- **What you need to do**
Every record must be transcribed in its entirety, apart from the images, which are to be omitted.

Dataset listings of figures
-*-*-

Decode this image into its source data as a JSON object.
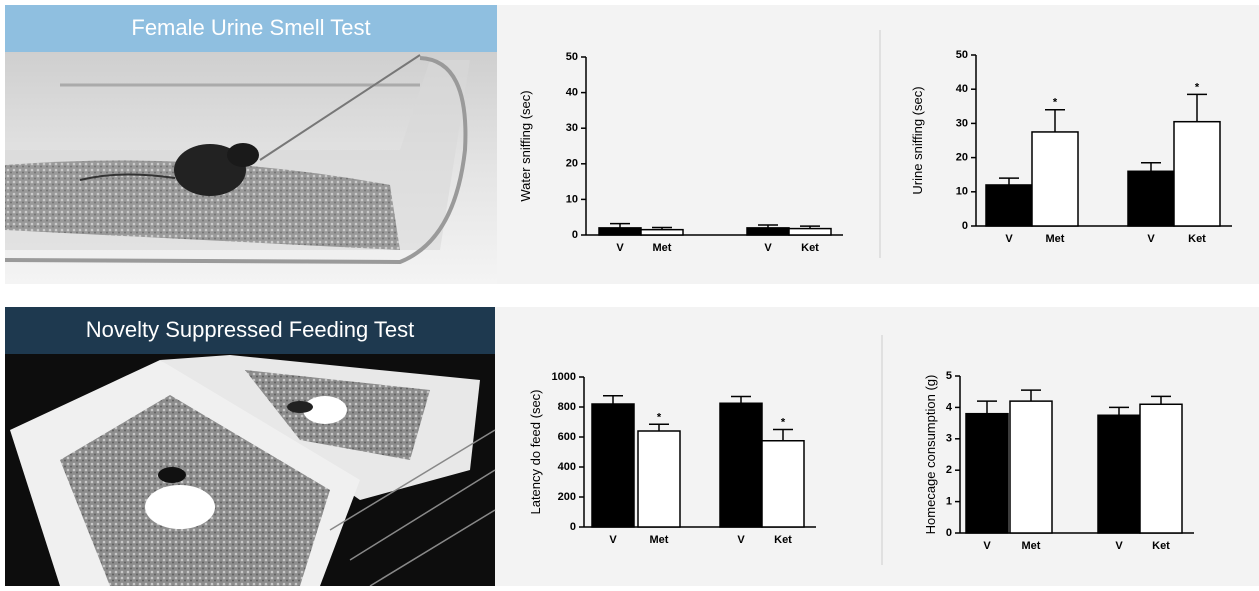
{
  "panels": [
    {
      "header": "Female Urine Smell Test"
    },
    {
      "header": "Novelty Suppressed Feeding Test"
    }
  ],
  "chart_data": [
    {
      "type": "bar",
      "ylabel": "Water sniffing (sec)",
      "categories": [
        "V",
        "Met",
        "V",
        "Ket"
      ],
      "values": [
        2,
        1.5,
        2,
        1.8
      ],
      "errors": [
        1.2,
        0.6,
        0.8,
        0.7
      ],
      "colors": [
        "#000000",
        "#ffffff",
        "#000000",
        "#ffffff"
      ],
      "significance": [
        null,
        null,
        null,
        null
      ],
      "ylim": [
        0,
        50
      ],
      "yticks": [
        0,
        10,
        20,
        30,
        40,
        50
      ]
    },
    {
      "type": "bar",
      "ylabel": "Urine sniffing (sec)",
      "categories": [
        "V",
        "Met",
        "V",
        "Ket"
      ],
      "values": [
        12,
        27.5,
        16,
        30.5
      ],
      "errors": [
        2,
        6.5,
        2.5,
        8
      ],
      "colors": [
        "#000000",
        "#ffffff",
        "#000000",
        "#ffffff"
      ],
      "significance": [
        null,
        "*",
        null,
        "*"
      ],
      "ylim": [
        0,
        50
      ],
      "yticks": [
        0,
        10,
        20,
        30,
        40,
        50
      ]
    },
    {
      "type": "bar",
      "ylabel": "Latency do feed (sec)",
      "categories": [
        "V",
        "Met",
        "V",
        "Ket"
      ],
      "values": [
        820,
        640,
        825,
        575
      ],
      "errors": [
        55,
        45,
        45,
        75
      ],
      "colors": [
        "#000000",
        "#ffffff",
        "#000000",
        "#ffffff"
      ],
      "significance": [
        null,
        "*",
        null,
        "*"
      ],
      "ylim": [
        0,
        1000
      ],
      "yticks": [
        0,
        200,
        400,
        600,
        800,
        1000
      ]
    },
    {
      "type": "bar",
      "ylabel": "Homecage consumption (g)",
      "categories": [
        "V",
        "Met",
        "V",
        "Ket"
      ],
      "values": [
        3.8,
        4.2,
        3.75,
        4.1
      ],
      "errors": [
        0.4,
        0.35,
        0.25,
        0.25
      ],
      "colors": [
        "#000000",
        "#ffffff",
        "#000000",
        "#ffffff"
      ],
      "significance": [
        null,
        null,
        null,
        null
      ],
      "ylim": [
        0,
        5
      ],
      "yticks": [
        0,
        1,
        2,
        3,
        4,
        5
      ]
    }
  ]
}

-*-*-

- **Output for this exercise**
Decode this image into its source data as a JSON object.
{
  "panels": [
    {
      "header": "Female Urine Smell Test"
    },
    {
      "header": "Novelty Suppressed Feeding Test"
    }
  ],
  "chart_data": [
    {
      "type": "bar",
      "ylabel": "Water sniffing (sec)",
      "categories": [
        "V",
        "Met",
        "V",
        "Ket"
      ],
      "values": [
        2,
        1.5,
        2,
        1.8
      ],
      "errors": [
        1.2,
        0.6,
        0.8,
        0.7
      ],
      "colors": [
        "#000000",
        "#ffffff",
        "#000000",
        "#ffffff"
      ],
      "significance": [
        null,
        null,
        null,
        null
      ],
      "ylim": [
        0,
        50
      ],
      "yticks": [
        0,
        10,
        20,
        30,
        40,
        50
      ]
    },
    {
      "type": "bar",
      "ylabel": "Urine sniffing (sec)",
      "categories": [
        "V",
        "Met",
        "V",
        "Ket"
      ],
      "values": [
        12,
        27.5,
        16,
        30.5
      ],
      "errors": [
        2,
        6.5,
        2.5,
        8
      ],
      "colors": [
        "#000000",
        "#ffffff",
        "#000000",
        "#ffffff"
      ],
      "significance": [
        null,
        "*",
        null,
        "*"
      ],
      "ylim": [
        0,
        50
      ],
      "yticks": [
        0,
        10,
        20,
        30,
        40,
        50
      ]
    },
    {
      "type": "bar",
      "ylabel": "Latency do feed (sec)",
      "categories": [
        "V",
        "Met",
        "V",
        "Ket"
      ],
      "values": [
        820,
        640,
        825,
        575
      ],
      "errors": [
        55,
        45,
        45,
        75
      ],
      "colors": [
        "#000000",
        "#ffffff",
        "#000000",
        "#ffffff"
      ],
      "significance": [
        null,
        "*",
        null,
        "*"
      ],
      "ylim": [
        0,
        1000
      ],
      "yticks": [
        0,
        200,
        400,
        600,
        800,
        1000
      ]
    },
    {
      "type": "bar",
      "ylabel": "Homecage consumption (g)",
      "categories": [
        "V",
        "Met",
        "V",
        "Ket"
      ],
      "values": [
        3.8,
        4.2,
        3.75,
        4.1
      ],
      "errors": [
        0.4,
        0.35,
        0.25,
        0.25
      ],
      "colors": [
        "#000000",
        "#ffffff",
        "#000000",
        "#ffffff"
      ],
      "significance": [
        null,
        null,
        null,
        null
      ],
      "ylim": [
        0,
        5
      ],
      "yticks": [
        0,
        1,
        2,
        3,
        4,
        5
      ]
    }
  ]
}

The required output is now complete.